» **Stated exercise**
Filter the listing and keep only the lines with the word "Output".

---------- Supplied data ----------

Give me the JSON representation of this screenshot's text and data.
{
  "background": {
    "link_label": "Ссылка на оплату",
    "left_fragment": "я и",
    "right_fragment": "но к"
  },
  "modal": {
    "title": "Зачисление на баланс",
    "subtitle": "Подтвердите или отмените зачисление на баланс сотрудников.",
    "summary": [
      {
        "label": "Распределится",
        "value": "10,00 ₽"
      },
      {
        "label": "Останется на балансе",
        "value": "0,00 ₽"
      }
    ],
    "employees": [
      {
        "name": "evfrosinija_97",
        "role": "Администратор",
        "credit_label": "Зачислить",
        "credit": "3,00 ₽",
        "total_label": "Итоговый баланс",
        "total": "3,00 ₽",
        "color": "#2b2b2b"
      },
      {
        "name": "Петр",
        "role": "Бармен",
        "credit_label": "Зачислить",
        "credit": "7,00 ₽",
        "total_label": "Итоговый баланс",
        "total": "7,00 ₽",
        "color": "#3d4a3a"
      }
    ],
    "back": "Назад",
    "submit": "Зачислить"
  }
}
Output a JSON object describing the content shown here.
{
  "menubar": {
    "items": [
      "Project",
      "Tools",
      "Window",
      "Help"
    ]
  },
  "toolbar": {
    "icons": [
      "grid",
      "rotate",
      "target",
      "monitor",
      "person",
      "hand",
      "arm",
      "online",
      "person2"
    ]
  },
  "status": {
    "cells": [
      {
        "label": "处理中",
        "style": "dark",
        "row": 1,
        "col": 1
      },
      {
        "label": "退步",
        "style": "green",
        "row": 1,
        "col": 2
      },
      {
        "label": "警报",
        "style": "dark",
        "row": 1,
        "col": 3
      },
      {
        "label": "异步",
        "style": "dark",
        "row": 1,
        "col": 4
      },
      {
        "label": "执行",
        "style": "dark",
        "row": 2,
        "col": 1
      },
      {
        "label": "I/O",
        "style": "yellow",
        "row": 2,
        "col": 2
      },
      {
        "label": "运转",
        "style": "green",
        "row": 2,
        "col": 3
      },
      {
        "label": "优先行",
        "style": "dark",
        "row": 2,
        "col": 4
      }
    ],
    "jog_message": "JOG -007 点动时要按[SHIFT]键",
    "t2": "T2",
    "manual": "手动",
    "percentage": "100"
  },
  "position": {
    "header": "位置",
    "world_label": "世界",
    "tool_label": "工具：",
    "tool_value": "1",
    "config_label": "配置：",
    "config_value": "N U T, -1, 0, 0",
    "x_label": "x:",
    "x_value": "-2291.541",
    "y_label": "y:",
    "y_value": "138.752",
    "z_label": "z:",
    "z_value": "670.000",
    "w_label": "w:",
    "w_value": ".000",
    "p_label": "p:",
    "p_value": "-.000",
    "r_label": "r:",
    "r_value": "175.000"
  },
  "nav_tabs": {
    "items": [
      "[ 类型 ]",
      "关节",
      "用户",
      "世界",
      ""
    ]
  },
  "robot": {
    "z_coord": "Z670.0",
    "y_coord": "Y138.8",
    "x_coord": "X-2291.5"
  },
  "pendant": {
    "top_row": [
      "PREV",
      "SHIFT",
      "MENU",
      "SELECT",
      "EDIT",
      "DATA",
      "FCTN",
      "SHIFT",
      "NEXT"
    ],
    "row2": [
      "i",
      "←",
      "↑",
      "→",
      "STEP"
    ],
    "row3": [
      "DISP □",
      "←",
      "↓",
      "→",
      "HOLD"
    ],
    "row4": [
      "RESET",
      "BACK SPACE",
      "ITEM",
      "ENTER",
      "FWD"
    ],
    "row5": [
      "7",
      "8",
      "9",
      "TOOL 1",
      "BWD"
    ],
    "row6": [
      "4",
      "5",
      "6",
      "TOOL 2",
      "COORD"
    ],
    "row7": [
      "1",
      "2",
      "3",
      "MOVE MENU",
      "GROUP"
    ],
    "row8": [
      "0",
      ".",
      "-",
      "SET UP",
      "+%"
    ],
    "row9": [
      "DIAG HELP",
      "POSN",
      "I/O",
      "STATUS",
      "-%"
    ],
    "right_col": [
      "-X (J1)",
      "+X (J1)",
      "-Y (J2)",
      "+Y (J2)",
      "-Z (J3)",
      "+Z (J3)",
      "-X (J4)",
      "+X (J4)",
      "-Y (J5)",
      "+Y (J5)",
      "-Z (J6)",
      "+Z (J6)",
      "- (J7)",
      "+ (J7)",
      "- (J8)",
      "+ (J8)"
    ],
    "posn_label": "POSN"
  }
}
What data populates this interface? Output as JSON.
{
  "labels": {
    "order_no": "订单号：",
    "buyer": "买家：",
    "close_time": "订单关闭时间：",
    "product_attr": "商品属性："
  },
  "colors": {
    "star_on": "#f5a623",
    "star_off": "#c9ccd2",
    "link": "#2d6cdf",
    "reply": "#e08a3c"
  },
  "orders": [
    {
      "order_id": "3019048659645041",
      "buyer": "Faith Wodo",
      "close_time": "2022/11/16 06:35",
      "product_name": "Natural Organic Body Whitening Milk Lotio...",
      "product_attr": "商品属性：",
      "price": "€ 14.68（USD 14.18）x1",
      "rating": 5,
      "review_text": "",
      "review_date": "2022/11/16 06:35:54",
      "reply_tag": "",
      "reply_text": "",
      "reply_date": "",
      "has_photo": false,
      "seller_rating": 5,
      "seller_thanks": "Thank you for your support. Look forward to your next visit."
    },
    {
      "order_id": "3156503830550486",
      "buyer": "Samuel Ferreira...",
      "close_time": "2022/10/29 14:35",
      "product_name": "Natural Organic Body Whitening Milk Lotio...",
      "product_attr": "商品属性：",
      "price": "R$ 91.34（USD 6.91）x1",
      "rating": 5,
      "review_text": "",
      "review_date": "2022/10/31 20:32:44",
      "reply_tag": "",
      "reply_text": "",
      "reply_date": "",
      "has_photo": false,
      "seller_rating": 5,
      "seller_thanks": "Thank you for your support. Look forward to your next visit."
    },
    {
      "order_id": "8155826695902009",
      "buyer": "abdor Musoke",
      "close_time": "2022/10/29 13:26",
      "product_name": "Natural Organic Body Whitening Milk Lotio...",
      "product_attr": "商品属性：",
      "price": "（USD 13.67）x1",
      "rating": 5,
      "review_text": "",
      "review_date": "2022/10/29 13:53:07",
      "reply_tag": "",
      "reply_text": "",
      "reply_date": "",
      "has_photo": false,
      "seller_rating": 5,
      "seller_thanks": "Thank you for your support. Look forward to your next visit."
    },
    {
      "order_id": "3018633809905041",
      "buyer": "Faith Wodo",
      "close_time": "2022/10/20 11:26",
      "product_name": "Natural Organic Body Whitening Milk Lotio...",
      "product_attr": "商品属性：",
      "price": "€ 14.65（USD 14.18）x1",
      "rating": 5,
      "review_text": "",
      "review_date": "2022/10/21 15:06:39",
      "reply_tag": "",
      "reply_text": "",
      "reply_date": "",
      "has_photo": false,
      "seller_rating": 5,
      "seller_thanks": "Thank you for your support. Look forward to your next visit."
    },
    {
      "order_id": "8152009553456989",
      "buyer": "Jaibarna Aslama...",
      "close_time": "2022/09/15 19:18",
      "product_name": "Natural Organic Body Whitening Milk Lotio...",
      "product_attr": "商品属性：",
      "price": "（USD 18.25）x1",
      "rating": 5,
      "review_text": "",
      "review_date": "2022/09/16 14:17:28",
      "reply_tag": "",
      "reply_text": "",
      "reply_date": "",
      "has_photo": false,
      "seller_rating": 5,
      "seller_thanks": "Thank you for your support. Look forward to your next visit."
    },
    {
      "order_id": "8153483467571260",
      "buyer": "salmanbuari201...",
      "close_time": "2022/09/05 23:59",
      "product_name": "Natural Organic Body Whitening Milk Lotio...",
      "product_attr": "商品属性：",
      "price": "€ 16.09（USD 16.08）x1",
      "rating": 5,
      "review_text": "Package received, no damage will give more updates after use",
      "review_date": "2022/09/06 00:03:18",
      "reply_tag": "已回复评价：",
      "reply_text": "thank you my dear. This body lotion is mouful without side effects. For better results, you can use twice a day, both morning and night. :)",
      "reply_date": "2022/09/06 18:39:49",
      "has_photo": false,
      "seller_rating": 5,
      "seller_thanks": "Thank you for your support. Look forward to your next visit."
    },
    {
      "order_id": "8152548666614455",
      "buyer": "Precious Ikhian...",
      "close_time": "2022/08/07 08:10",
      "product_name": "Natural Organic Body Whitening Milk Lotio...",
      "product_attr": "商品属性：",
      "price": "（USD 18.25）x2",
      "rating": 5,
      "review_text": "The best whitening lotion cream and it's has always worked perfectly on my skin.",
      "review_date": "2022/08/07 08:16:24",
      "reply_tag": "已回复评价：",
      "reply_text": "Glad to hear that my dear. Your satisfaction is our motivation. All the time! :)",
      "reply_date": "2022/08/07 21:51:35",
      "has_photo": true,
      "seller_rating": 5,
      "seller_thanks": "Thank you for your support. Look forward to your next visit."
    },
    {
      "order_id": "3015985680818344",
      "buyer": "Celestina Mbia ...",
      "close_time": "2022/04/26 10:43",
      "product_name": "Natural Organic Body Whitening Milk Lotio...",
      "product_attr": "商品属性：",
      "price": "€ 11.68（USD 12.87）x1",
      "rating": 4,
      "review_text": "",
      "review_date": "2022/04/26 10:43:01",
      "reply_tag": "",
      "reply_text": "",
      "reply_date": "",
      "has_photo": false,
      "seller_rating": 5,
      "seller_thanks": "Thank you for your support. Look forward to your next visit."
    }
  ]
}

----------

» **Solved problem**
Output a JSON object describing the content shown here.
What data populates this interface? Output as JSON.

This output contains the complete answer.